Recorded data
___
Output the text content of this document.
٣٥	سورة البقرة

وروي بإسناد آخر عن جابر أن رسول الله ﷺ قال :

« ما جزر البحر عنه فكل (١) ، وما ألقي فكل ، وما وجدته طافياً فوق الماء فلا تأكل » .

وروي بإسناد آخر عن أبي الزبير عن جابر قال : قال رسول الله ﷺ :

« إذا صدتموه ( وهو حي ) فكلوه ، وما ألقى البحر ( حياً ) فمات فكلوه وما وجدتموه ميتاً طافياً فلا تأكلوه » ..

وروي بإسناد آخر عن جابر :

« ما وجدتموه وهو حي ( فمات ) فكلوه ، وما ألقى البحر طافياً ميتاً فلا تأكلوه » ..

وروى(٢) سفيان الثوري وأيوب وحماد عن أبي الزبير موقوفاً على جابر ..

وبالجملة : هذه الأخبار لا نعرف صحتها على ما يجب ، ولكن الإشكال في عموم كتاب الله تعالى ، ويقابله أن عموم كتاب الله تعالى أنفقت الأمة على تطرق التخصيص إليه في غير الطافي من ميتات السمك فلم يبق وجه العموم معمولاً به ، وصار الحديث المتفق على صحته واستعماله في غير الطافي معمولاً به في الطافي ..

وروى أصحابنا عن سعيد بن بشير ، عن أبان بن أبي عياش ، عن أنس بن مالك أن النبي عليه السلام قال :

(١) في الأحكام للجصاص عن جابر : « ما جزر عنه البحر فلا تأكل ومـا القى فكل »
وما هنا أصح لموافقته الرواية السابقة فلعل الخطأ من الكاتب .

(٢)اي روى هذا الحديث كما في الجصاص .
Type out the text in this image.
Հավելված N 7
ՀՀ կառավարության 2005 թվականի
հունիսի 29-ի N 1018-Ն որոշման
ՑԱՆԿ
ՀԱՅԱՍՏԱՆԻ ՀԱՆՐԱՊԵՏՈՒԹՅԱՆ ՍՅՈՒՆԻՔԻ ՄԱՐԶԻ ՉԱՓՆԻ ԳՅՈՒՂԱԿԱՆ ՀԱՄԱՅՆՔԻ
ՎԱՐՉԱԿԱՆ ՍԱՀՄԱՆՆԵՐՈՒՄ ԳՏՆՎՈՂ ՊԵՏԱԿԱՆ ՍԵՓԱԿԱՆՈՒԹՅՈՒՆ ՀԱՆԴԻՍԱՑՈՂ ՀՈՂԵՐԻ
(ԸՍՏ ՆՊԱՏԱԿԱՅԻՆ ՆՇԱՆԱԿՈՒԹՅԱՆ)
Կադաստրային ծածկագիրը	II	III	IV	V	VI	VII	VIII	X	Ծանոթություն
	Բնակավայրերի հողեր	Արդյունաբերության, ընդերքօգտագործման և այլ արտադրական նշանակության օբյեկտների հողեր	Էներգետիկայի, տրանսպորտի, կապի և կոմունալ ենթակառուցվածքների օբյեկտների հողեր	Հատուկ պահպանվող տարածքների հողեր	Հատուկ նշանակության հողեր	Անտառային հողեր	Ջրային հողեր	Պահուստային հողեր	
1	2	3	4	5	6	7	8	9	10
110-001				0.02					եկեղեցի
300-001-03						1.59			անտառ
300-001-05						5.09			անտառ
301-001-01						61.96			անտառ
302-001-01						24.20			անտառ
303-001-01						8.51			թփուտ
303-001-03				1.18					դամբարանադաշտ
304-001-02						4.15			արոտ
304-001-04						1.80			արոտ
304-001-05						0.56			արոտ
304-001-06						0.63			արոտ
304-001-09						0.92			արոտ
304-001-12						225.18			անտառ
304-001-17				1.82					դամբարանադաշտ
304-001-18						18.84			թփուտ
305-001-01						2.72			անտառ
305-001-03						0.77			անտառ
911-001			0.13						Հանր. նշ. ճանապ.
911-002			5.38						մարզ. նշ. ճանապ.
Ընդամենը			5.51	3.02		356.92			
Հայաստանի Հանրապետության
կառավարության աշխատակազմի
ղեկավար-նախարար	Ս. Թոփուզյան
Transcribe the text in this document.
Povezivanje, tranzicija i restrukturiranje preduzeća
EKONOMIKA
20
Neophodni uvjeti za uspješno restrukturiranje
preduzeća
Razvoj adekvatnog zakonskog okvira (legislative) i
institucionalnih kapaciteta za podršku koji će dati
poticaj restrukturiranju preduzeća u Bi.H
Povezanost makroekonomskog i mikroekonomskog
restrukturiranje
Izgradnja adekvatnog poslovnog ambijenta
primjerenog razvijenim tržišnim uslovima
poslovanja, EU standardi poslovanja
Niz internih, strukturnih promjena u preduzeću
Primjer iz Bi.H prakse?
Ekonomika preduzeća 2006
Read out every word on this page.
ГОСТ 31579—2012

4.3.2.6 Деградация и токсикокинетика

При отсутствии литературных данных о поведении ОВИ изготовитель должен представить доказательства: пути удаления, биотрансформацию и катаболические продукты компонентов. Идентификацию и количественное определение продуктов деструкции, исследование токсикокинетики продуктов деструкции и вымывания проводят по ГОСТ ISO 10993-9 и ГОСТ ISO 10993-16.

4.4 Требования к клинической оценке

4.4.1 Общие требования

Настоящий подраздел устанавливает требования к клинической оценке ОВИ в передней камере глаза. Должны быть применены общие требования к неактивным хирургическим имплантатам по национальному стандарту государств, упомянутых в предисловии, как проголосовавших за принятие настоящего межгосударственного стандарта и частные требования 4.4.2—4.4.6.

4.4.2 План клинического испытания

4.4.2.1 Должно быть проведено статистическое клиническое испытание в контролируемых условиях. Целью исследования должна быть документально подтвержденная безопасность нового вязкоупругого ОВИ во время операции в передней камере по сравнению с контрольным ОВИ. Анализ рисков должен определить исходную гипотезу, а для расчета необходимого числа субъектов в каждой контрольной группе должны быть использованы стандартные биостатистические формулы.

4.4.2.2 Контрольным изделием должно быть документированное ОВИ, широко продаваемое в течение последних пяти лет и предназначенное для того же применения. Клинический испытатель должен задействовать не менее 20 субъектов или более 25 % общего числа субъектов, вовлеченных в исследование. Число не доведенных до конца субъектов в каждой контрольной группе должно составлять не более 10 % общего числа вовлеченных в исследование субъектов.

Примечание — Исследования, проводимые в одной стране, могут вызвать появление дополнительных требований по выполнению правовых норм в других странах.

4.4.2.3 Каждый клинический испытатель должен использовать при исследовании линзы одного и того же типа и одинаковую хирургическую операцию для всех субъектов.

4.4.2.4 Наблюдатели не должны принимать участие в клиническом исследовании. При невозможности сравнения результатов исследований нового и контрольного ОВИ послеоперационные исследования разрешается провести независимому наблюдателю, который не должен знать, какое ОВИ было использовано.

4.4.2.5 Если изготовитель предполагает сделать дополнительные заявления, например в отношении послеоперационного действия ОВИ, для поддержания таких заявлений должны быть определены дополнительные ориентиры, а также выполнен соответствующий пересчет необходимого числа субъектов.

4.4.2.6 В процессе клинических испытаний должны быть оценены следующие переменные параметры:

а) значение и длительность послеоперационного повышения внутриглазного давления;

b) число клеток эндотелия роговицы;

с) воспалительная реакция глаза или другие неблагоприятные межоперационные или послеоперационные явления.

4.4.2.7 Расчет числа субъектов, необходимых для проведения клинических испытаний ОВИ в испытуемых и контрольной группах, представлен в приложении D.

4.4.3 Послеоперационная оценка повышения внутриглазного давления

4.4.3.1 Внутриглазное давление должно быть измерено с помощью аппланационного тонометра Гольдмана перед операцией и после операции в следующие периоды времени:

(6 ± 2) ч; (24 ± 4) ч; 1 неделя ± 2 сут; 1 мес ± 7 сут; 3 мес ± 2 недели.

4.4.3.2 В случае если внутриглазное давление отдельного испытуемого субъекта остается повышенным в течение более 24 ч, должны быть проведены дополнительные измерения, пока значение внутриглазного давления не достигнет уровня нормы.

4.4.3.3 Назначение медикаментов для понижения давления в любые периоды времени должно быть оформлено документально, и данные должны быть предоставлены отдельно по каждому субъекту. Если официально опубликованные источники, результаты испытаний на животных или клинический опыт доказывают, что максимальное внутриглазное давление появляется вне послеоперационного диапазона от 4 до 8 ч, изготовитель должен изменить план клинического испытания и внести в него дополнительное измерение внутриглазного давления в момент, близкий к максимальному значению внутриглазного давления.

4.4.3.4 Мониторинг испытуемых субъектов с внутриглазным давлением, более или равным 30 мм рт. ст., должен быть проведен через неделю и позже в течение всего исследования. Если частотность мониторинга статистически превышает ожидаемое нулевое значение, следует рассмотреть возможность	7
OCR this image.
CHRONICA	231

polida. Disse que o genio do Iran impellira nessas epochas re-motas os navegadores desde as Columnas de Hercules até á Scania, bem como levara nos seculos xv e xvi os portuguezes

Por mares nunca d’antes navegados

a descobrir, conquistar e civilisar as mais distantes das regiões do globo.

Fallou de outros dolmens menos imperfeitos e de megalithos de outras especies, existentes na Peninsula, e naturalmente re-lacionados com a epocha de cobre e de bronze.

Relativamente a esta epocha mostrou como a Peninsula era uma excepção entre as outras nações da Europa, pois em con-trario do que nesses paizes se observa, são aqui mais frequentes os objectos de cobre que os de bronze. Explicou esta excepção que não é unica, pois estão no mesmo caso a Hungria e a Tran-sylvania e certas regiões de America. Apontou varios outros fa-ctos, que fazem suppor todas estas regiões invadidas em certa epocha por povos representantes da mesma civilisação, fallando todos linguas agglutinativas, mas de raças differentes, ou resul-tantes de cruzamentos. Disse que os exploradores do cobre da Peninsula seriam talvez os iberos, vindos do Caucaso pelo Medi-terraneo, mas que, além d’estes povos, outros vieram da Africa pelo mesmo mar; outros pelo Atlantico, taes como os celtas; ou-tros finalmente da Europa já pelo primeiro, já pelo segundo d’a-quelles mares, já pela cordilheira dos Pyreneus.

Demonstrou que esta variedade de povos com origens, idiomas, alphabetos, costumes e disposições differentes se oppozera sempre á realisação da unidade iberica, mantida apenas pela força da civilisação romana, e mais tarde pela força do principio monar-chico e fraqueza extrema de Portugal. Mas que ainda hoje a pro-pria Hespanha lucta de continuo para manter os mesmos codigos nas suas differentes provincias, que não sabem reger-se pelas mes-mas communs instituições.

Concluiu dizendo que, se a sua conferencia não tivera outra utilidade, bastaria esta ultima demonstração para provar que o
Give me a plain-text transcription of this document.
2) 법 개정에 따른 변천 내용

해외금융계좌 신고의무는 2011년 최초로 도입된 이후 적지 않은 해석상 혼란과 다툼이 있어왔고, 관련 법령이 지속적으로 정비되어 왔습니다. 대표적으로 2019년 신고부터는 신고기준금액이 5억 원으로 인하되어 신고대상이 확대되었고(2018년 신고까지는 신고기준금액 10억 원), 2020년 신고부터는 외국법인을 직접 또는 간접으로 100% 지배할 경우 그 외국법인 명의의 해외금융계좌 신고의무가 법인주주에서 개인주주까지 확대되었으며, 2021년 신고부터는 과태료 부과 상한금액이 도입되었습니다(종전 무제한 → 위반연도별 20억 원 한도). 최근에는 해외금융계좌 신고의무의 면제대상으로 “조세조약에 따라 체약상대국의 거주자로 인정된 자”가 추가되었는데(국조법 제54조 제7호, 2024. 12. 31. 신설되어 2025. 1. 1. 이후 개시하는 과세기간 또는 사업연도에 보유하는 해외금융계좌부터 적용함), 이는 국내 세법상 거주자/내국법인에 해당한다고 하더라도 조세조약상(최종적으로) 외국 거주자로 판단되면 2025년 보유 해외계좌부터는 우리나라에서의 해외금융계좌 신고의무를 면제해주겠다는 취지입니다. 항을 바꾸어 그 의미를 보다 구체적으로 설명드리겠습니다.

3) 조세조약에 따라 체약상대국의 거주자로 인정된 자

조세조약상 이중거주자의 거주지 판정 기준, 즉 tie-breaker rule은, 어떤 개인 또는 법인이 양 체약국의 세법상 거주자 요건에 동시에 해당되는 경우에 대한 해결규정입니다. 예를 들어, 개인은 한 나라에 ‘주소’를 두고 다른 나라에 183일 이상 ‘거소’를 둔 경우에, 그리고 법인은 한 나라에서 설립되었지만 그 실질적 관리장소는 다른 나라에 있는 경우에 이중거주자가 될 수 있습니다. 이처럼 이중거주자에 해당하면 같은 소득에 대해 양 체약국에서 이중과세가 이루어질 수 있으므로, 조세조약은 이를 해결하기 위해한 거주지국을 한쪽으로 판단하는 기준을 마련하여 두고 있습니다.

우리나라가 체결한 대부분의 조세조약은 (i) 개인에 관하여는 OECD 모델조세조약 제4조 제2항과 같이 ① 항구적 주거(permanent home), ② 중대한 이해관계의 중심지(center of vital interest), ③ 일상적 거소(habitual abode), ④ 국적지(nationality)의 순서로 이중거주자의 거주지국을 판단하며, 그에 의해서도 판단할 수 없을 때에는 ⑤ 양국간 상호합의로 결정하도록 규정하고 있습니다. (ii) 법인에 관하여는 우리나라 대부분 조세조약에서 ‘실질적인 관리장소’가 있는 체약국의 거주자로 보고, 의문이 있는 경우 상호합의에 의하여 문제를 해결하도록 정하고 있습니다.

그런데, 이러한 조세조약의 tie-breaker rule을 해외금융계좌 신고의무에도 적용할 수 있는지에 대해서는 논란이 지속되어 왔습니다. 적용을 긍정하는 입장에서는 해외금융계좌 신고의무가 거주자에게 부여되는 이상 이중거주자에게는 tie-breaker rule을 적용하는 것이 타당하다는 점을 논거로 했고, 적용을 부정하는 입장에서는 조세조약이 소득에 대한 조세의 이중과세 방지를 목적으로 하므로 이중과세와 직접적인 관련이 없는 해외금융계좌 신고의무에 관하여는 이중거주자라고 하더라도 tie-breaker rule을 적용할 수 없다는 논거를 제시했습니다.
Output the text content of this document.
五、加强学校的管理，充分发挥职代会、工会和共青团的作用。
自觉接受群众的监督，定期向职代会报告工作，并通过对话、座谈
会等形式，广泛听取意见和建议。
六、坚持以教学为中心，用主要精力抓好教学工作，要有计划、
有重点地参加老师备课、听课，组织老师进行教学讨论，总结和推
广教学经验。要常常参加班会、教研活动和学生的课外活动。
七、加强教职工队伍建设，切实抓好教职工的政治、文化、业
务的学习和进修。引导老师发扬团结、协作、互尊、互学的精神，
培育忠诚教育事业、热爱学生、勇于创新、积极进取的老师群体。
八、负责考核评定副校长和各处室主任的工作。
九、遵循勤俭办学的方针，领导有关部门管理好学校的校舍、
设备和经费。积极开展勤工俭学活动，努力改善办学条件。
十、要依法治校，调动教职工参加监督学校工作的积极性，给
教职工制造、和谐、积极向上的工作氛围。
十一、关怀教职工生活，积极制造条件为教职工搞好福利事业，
___
* _TO BE DONE_
Find every line in the records that contains the word "하더라도"; copy those lines.

* _SOLUTION_
해외금융계좌 신고의무는 2011년 최초로 도입된 이후 적지 않은 해석상 혼란과 다툼이 있어왔고, 관련 법령이 지속적으로 정비되어 왔습니다. 대표적으로 2019년 신고부터는 신고기준금액이 5억 원으로 인하되어 신고대상이 확대되었고(2018년 신고까지는 신고기준금액 10억 원), 2020년 신고부터는 외국법인을 직접 또는 간접으로 100% 지배할 경우 그 외국법인 명의의 해외금융계좌 신고의무가 법인주주에서 개인주주까지 확대되었으며, 2021년 신고부터는 과태료 부과 상한금액이 도입되었습니다(종전 무제한 → 위반연도별 20억 원 한도). 최근에는 해외금융계좌 신고의무의 면제대상으로 “조세조약에 따라 체약상대국의 거주자로 인정된 자”가 추가되었는데(국조법 제54조 제7호, 2024. 12. 31. 신설되어 2025. 1. 1. 이후 개시하는 과세기간 또는 사업연도에 보유하는 해외금융계좌부터 적용함), 이는 국내 세법상 거주자/내국법인에 해당한다고 하더라도 조세조약상(최종적으로) 외국 거주자로 판단되면 2025년 보유 해외계좌부터는 우리나라에서의 해외금융계좌 신고의무를 면제해주겠다는 취지입니다. 항을 바꾸어 그 의미를 보다 구체적으로 설명드리겠습니다.
그런데, 이러한 조세조약의 tie-breaker rule을 해외금융계좌 신고의무에도 적용할 수 있는지에 대해서는 논란이 지속되어 왔습니다. 적용을 긍정하는 입장에서는 해외금융계좌 신고의무가 거주자에게 부여되는 이상 이중거주자에게는 tie-breaker rule을 적용하는 것이 타당하다는 점을 논거로 했고, 적용을 부정하는 입장에서는 조세조약이 소득에 대한 조세의 이중과세 방지를 목적으로 하므로 이중과세와 직접적인 관련이 없는 해외금융계좌 신고의무에 관하여는 이중거주자라고 하더라도 tie-breaker rule을 적용할 수 없다는 논거를 제시했습니다.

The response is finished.